Stated exercise: Return a copy of each line that holds the string "title".

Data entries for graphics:
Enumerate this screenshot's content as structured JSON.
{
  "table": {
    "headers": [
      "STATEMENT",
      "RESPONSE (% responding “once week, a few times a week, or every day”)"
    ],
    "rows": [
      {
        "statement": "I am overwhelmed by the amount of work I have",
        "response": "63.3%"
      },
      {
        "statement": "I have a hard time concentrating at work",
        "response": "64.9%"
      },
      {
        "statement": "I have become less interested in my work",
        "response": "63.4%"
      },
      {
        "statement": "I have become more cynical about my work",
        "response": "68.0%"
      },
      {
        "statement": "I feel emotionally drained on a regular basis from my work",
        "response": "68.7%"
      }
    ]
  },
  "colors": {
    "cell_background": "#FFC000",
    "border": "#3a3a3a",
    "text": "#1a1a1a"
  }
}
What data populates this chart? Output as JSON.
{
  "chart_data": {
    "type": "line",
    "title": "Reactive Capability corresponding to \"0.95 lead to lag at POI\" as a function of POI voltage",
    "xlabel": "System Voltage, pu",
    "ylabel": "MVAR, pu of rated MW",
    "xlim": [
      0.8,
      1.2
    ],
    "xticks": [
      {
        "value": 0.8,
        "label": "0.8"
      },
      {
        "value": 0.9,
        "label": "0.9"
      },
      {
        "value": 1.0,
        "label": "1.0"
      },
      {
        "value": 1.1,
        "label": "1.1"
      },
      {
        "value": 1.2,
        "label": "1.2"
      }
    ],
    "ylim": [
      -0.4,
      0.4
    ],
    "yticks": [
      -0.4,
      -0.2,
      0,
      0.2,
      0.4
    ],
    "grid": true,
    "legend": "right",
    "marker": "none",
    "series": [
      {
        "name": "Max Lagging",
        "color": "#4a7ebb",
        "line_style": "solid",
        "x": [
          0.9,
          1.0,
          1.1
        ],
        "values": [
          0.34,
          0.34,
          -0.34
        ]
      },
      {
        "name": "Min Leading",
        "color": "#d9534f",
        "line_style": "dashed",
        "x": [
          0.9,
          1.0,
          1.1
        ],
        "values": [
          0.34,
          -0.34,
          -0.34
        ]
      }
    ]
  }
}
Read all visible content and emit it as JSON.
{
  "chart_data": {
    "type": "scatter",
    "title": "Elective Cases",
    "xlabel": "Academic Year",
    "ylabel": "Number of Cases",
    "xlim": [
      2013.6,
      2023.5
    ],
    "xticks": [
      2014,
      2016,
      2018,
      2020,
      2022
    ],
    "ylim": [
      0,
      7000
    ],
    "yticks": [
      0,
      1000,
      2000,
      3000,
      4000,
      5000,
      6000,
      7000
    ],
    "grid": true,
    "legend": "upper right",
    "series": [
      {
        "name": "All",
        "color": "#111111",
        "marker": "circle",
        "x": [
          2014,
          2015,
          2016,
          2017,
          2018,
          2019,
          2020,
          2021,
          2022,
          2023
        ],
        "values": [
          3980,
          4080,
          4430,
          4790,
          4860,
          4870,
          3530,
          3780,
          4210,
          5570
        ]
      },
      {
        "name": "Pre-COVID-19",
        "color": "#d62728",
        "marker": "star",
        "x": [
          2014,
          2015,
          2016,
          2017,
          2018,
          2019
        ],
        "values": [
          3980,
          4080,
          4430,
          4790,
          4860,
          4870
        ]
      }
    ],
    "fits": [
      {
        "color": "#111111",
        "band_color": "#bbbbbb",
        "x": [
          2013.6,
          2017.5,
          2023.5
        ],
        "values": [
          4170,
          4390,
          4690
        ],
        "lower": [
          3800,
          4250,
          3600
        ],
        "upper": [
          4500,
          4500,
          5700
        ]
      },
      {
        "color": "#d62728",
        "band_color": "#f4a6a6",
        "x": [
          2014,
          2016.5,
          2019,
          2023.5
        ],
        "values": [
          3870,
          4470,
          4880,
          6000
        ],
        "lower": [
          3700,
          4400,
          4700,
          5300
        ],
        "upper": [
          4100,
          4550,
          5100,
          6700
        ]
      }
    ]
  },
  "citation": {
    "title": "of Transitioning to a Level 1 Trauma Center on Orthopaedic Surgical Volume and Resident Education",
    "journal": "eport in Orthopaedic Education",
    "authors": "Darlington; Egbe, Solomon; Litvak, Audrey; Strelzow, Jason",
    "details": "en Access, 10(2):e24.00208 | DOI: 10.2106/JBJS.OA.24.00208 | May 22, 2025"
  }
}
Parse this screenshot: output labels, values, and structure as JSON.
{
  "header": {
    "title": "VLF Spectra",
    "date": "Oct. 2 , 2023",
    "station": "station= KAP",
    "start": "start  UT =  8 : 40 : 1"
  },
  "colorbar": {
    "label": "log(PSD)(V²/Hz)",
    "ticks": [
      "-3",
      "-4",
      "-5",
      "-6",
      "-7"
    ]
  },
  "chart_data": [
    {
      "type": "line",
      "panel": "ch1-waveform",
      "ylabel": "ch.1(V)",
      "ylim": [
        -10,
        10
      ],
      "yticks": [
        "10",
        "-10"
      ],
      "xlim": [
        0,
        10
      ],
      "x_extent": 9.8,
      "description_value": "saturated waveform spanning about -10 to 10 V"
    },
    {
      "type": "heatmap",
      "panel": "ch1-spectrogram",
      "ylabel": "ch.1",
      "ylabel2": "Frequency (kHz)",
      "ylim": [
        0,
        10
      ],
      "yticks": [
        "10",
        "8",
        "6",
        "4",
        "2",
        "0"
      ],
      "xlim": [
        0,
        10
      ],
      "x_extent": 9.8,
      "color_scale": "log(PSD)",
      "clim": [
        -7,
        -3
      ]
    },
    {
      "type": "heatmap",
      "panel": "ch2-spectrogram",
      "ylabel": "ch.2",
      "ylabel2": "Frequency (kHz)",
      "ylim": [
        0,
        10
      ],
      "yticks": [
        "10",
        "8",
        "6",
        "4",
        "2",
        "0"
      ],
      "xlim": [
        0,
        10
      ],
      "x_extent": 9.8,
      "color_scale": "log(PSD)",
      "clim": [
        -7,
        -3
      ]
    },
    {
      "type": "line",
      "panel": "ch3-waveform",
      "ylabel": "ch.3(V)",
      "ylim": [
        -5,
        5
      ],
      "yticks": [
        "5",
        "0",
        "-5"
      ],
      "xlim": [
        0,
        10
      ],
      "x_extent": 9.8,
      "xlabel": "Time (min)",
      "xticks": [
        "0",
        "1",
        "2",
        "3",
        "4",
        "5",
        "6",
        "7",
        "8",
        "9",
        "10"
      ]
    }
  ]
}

Solution below:
    "title": "Reactive Capability corresponding to \"0.95 lead to lag at POI\" as a function of POI voltage",
    "title": "Elective Cases",
    "title": "of Transitioning to a Level 1 Trauma Center on Orthopaedic Surgical Volume and Resident Education",
    "title": "VLF Spectra",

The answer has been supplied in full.